> **WHAT IS EXPECTED**
Transcribe every line of the listing below without any deviation.

Start INPUT FOR THIS TASK

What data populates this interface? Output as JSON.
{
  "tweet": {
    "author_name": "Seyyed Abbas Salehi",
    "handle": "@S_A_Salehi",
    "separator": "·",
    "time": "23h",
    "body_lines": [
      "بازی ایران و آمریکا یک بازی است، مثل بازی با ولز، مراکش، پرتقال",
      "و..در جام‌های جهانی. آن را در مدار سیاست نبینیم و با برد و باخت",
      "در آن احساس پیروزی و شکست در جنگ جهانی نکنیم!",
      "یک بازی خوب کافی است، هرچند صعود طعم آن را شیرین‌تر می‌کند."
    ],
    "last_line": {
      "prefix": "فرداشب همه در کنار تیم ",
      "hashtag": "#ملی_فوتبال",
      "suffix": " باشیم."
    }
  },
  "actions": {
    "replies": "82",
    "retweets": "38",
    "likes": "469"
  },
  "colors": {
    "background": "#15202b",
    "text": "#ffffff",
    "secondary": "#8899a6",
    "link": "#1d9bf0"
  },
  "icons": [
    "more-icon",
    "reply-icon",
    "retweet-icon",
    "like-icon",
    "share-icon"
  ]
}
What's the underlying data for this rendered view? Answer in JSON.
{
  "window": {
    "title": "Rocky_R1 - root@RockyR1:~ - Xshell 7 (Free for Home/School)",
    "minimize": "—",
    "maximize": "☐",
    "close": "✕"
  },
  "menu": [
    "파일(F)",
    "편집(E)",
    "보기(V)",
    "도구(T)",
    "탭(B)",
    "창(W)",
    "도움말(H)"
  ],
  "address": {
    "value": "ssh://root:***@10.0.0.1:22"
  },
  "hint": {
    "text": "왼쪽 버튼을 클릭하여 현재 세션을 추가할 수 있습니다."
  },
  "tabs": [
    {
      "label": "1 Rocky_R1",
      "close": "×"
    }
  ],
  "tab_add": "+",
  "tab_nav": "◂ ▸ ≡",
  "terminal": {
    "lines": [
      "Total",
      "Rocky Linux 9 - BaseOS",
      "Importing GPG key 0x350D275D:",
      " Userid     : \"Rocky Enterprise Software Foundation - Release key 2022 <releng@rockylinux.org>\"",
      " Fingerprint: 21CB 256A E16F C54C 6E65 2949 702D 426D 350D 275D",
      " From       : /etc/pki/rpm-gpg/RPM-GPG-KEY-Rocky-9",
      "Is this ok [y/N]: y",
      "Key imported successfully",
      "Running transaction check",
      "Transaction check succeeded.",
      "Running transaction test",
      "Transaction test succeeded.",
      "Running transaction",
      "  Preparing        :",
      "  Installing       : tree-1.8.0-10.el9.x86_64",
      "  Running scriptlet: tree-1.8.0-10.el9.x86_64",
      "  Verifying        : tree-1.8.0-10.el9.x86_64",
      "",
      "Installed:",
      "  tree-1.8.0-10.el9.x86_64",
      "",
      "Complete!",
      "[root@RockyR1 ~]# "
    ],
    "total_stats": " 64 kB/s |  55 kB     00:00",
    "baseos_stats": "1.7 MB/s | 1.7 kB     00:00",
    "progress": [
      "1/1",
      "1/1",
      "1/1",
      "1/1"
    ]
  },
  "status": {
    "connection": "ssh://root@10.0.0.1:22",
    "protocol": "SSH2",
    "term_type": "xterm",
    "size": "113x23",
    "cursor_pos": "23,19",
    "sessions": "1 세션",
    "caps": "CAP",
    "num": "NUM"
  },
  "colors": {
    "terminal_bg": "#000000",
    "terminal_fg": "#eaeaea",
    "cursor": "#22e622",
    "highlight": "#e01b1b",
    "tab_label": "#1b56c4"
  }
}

End INPUT FOR THIS TASK

> **EXPECTED OUTPUT**
What data populates this interface? Output as JSON.
{
  "tweet": {
    "author_name": "Seyyed Abbas Salehi",
    "handle": "@S_A_Salehi",
    "separator": "·",
    "time": "23h",
    "body_lines": [
      "بازی ایران و آمریکا یک بازی است، مثل بازی با ولز، مراکش، پرتقال",
      "و..در جام‌های جهانی. آن را در مدار سیاست نبینیم و با برد و باخت",
      "در آن احساس پیروزی و شکست در جنگ جهانی نکنیم!",
      "یک بازی خوب کافی است، هرچند صعود طعم آن را شیرین‌تر می‌کند."
    ],
    "last_line": {
      "prefix": "فرداشب همه در کنار تیم ",
      "hashtag": "#ملی_فوتبال",
      "suffix": " باشیم."
    }
  },
  "actions": {
    "replies": "82",
    "retweets": "38",
    "likes": "469"
  },
  "colors": {
    "background": "#15202b",
    "text": "#ffffff",
    "secondary": "#8899a6",
    "link": "#1d9bf0"
  },
  "icons": [
    "more-icon",
    "reply-icon",
    "retweet-icon",
    "like-icon",
    "share-icon"
  ]
}
What's the underlying data for this rendered view? Answer in JSON.
{
  "window": {
    "title": "Rocky_R1 - root@RockyR1:~ - Xshell 7 (Free for Home/School)",
    "minimize": "—",
    "maximize": "☐",
    "close": "✕"
  },
  "menu": [
    "파일(F)",
    "편집(E)",
    "보기(V)",
    "도구(T)",
    "탭(B)",
    "창(W)",
    "도움말(H)"
  ],
  "address": {
    "value": "ssh://root:***@10.0.0.1:22"
  },
  "hint": {
    "text": "왼쪽 버튼을 클릭하여 현재 세션을 추가할 수 있습니다."
  },
  "tabs": [
    {
      "label": "1 Rocky_R1",
      "close": "×"
    }
  ],
  "tab_add": "+",
  "tab_nav": "◂ ▸ ≡",
  "terminal": {
    "lines": [
      "Total",
      "Rocky Linux 9 - BaseOS",
      "Importing GPG key 0x350D275D:",
      " Userid     : \"Rocky Enterprise Software Foundation - Release key 2022 <releng@rockylinux.org>\"",
      " Fingerprint: 21CB 256A E16F C54C 6E65 2949 702D 426D 350D 275D",
      " From       : /etc/pki/rpm-gpg/RPM-GPG-KEY-Rocky-9",
      "Is this ok [y/N]: y",
      "Key imported successfully",
      "Running transaction check",
      "Transaction check succeeded.",
      "Running transaction test",
      "Transaction test succeeded.",
      "Running transaction",
      "  Preparing        :",
      "  Installing       : tree-1.8.0-10.el9.x86_64",
      "  Running scriptlet: tree-1.8.0-10.el9.x86_64",
      "  Verifying        : tree-1.8.0-10.el9.x86_64",
      "",
      "Installed:",
      "  tree-1.8.0-10.el9.x86_64",
      "",
      "Complete!",
      "[root@RockyR1 ~]# "
    ],
    "total_stats": " 64 kB/s |  55 kB     00:00",
    "baseos_stats": "1.7 MB/s | 1.7 kB     00:00",
    "progress": [
      "1/1",
      "1/1",
      "1/1",
      "1/1"
    ]
  },
  "status": {
    "connection": "ssh://root@10.0.0.1:22",
    "protocol": "SSH2",
    "term_type": "xterm",
    "size": "113x23",
    "cursor_pos": "23,19",
    "sessions": "1 세션",
    "caps": "CAP",
    "num": "NUM"
  },
  "colors": {
    "terminal_bg": "#000000",
    "terminal_fg": "#eaeaea",
    "cursor": "#22e622",
    "highlight": "#e01b1b",
    "tab_label": "#1b56c4"
  }
}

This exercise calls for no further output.